[RECORDED DATA]
———

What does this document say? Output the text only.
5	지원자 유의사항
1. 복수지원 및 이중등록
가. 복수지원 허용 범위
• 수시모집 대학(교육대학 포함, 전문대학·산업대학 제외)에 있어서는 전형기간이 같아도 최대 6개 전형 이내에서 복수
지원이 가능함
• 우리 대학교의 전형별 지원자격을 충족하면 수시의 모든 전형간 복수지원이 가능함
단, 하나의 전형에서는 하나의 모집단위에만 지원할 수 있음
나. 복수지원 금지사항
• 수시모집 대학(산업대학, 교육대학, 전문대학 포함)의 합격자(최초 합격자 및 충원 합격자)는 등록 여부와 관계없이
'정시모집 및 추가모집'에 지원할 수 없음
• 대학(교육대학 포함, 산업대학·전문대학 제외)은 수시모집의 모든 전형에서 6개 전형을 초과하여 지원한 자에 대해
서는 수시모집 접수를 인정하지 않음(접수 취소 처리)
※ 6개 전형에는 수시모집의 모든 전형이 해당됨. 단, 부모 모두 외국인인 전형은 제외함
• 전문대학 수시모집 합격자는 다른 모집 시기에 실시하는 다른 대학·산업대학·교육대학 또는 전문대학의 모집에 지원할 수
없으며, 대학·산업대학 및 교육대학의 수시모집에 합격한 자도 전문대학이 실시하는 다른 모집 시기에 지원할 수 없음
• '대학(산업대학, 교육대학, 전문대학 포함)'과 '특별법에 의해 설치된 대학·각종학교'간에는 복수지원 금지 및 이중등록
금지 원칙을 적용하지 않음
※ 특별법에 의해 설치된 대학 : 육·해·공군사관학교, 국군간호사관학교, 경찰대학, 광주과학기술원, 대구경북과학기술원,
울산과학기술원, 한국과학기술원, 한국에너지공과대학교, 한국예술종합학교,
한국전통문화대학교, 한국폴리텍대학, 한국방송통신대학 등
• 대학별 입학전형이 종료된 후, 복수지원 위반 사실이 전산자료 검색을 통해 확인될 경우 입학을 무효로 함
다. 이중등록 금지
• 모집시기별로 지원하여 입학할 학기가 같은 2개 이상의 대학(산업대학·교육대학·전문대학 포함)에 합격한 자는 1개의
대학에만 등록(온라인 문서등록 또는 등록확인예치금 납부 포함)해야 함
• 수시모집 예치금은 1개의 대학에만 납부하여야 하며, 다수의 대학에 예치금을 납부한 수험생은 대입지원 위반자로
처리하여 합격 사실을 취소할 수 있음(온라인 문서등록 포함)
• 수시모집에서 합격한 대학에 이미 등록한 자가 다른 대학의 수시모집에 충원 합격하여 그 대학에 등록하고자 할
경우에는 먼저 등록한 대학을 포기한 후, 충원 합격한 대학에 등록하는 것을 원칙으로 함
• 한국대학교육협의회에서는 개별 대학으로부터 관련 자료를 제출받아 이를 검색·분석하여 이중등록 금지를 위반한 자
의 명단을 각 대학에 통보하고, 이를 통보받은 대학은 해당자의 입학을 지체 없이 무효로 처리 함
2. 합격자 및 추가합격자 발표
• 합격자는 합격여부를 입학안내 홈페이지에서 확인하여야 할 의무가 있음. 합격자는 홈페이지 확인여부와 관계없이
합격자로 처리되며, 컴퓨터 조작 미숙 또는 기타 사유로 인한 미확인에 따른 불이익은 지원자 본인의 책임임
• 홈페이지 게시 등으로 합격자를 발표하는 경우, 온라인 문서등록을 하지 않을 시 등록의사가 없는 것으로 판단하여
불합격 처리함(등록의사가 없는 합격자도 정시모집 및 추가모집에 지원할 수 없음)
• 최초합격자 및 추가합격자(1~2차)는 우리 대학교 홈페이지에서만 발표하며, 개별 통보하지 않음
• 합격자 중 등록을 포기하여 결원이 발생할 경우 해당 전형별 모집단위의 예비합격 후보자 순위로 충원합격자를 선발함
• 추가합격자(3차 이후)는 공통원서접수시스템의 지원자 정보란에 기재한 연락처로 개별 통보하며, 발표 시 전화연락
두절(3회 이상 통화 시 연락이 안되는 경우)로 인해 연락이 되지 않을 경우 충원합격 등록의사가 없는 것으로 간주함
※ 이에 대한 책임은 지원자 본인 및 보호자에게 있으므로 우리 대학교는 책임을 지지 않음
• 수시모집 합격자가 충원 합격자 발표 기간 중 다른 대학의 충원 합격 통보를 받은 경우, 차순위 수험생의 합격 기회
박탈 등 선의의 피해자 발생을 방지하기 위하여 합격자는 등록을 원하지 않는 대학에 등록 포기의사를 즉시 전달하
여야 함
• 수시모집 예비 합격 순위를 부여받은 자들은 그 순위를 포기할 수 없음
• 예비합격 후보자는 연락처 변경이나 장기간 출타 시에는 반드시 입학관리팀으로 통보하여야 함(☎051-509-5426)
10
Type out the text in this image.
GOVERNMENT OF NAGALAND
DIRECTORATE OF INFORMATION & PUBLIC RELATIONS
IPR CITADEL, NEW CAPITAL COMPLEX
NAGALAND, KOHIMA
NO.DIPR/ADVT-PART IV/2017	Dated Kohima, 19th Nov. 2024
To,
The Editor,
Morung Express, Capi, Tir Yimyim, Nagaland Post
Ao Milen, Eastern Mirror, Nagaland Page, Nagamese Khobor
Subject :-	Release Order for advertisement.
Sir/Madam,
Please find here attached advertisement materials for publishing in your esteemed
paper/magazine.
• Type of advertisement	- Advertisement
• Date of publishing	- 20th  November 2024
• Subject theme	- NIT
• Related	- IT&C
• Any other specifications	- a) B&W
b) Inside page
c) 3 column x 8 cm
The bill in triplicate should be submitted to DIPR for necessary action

———

[TASK TO CARRY OUT]
Retype exactly the lines from the one containing "Type out the text in this image." through the last line of the records above, including both.

[TASK RESULT]
Type out the text in this image.
GOVERNMENT OF NAGALAND
DIRECTORATE OF INFORMATION & PUBLIC RELATIONS
IPR CITADEL, NEW CAPITAL COMPLEX
NAGALAND, KOHIMA
NO.DIPR/ADVT-PART IV/2017	Dated Kohima, 19th Nov. 2024
To,
The Editor,
Morung Express, Capi, Tir Yimyim, Nagaland Post
Ao Milen, Eastern Mirror, Nagaland Page, Nagamese Khobor
Subject :-	Release Order for advertisement.
Sir/Madam,
Please find here attached advertisement materials for publishing in your esteemed
paper/magazine.
• Type of advertisement	- Advertisement
• Date of publishing	- 20th  November 2024
• Subject theme	- NIT
• Related	- IT&C
• Any other specifications	- a) B&W
b) Inside page
c) 3 column x 8 cm
The bill in triplicate should be submitted to DIPR for necessary action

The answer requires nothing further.